:: Input for this task ::
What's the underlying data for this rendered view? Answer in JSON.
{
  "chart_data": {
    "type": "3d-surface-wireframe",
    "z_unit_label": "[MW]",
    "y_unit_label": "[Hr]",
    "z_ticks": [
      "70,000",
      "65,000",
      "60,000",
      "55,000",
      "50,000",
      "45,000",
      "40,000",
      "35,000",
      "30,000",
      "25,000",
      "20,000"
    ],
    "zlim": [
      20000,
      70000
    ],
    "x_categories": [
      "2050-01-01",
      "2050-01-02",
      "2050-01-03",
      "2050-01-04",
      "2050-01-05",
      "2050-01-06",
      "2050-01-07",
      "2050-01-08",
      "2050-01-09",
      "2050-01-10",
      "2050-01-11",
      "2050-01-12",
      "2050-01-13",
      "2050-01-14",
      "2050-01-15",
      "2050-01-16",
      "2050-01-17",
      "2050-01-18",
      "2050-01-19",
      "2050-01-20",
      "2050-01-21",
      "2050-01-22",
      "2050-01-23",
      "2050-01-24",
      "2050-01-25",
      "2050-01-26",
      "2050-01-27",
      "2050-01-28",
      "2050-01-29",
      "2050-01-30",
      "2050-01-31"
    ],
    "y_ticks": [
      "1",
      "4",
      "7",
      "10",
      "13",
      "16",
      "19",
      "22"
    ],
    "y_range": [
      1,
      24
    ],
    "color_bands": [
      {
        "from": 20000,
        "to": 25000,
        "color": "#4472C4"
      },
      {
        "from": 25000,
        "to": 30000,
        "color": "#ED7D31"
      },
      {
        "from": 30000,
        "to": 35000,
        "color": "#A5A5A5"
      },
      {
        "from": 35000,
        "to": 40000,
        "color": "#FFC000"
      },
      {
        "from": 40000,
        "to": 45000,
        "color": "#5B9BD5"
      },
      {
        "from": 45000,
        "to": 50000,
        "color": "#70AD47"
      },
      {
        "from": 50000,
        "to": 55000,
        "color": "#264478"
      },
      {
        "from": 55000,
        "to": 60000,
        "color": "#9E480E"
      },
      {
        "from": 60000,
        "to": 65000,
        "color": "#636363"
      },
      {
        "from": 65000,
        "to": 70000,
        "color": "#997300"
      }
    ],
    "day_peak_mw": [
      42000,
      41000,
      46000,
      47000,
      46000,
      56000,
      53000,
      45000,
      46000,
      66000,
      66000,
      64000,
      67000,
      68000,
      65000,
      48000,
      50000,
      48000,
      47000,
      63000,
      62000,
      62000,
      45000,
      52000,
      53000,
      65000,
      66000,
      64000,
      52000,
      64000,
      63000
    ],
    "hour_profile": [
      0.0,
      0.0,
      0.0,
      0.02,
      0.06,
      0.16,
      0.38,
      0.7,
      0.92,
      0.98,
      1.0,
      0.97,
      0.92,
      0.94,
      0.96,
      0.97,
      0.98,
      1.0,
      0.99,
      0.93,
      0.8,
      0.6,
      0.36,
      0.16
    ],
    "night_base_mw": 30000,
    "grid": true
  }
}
:::
» **Given problem**:
Your task is to repeat every entry exactly.

» **Response to this exercise**:
What's the underlying data for this rendered view? Answer in JSON.
{
  "chart_data": {
    "type": "3d-surface-wireframe",
    "z_unit_label": "[MW]",
    "y_unit_label": "[Hr]",
    "z_ticks": [
      "70,000",
      "65,000",
      "60,000",
      "55,000",
      "50,000",
      "45,000",
      "40,000",
      "35,000",
      "30,000",
      "25,000",
      "20,000"
    ],
    "zlim": [
      20000,
      70000
    ],
    "x_categories": [
      "2050-01-01",
      "2050-01-02",
      "2050-01-03",
      "2050-01-04",
      "2050-01-05",
      "2050-01-06",
      "2050-01-07",
      "2050-01-08",
      "2050-01-09",
      "2050-01-10",
      "2050-01-11",
      "2050-01-12",
      "2050-01-13",
      "2050-01-14",
      "2050-01-15",
      "2050-01-16",
      "2050-01-17",
      "2050-01-18",
      "2050-01-19",
      "2050-01-20",
      "2050-01-21",
      "2050-01-22",
      "2050-01-23",
      "2050-01-24",
      "2050-01-25",
      "2050-01-26",
      "2050-01-27",
      "2050-01-28",
      "2050-01-29",
      "2050-01-30",
      "2050-01-31"
    ],
    "y_ticks": [
      "1",
      "4",
      "7",
      "10",
      "13",
      "16",
      "19",
      "22"
    ],
    "y_range": [
      1,
      24
    ],
    "color_bands": [
      {
        "from": 20000,
        "to": 25000,
        "color": "#4472C4"
      },
      {
        "from": 25000,
        "to": 30000,
        "color": "#ED7D31"
      },
      {
        "from": 30000,
        "to": 35000,
        "color": "#A5A5A5"
      },
      {
        "from": 35000,
        "to": 40000,
        "color": "#FFC000"
      },
      {
        "from": 40000,
        "to": 45000,
        "color": "#5B9BD5"
      },
      {
        "from": 45000,
        "to": 50000,
        "color": "#70AD47"
      },
      {
        "from": 50000,
        "to": 55000,
        "color": "#264478"
      },
      {
        "from": 55000,
        "to": 60000,
        "color": "#9E480E"
      },
      {
        "from": 60000,
        "to": 65000,
        "color": "#636363"
      },
      {
        "from": 65000,
        "to": 70000,
        "color": "#997300"
      }
    ],
    "day_peak_mw": [
      42000,
      41000,
      46000,
      47000,
      46000,
      56000,
      53000,
      45000,
      46000,
      66000,
      66000,
      64000,
      67000,
      68000,
      65000,
      48000,
      50000,
      48000,
      47000,
      63000,
      62000,
      62000,
      45000,
      52000,
      53000,
      65000,
      66000,
      64000,
      52000,
      64000,
      63000
    ],
    "hour_profile": [
      0.0,
      0.0,
      0.0,
      0.02,
      0.06,
      0.16,
      0.38,
      0.7,
      0.92,
      0.98,
      1.0,
      0.97,
      0.92,
      0.94,
      0.96,
      0.97,
      0.98,
      1.0,
      0.99,
      0.93,
      0.8,
      0.6,
      0.36,
      0.16
    ],
    "night_base_mw": 30000,
    "grid": true
  }
}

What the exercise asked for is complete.